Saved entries

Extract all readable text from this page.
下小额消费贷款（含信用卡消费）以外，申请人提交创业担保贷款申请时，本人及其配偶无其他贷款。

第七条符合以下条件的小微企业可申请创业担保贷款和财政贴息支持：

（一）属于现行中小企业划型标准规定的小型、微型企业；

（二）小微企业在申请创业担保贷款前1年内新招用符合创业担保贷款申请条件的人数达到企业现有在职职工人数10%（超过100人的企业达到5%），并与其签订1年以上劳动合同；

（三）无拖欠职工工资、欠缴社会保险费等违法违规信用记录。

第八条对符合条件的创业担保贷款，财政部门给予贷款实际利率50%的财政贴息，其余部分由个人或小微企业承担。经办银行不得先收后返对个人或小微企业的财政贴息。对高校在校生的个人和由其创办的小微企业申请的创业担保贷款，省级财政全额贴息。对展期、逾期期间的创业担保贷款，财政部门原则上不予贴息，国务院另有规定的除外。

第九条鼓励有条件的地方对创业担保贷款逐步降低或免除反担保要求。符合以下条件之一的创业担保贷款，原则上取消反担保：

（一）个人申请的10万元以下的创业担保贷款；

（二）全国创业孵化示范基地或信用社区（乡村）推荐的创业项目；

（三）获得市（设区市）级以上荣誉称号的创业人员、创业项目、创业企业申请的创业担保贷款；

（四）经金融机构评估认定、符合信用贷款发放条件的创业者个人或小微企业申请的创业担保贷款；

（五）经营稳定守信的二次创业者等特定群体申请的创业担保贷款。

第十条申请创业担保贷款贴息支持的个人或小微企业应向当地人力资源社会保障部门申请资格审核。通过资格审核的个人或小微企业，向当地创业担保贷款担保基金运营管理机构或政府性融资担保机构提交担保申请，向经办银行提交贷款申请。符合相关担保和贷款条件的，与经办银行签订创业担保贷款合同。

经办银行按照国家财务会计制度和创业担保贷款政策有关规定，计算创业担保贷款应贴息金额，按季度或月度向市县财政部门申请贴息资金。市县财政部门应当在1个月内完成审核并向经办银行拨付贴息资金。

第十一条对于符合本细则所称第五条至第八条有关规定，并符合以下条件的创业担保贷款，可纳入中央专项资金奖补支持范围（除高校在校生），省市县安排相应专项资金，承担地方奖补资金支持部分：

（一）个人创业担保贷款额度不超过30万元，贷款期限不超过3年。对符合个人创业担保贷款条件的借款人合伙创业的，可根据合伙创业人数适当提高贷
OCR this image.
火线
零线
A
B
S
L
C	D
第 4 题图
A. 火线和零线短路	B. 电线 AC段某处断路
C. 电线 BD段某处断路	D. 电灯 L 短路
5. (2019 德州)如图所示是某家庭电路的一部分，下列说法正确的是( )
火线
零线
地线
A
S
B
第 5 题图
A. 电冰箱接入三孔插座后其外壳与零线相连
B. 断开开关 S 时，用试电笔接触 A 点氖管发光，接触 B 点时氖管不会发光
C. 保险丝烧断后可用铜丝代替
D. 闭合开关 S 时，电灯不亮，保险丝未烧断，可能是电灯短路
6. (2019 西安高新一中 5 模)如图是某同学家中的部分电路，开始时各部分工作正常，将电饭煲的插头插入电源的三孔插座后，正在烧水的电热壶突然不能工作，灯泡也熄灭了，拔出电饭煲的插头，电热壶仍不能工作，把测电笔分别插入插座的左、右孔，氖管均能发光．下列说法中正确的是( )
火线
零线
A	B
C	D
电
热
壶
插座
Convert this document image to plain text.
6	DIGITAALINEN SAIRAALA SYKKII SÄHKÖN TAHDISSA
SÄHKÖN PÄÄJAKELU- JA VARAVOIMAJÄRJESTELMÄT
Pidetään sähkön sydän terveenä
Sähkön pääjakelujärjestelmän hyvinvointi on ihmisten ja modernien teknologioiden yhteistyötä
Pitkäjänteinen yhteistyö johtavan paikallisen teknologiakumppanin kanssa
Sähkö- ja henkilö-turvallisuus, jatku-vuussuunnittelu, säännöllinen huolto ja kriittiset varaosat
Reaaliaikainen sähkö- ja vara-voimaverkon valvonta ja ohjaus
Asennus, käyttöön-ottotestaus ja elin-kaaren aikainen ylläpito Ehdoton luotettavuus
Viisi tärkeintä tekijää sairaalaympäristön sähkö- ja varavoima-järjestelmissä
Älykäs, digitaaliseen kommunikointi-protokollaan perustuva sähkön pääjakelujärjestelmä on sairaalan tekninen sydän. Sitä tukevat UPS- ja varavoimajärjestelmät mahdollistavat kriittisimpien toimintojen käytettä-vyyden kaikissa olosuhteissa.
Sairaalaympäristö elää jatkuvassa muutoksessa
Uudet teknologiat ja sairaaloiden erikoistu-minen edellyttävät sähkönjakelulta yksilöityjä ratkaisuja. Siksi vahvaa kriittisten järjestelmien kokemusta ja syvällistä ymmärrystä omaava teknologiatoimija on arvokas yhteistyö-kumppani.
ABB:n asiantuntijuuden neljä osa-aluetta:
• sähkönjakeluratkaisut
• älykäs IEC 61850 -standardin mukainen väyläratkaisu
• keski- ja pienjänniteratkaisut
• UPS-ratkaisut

**EXERCISE PROMPT**
Copy the lines from the entries above in which the word "sydän" appears.

**WRITTEN SOLUTION**
Pidetään sähkön sydän terveenä
Älykäs, digitaaliseen kommunikointi-protokollaan perustuva sähkön pääjakelujärjestelmä on sairaalan tekninen sydän. Sitä tukevat UPS- ja varavoimajärjestelmät mahdollistavat kriittisimpien toimintojen käytettä-vyyden kaikissa olosuhteissa.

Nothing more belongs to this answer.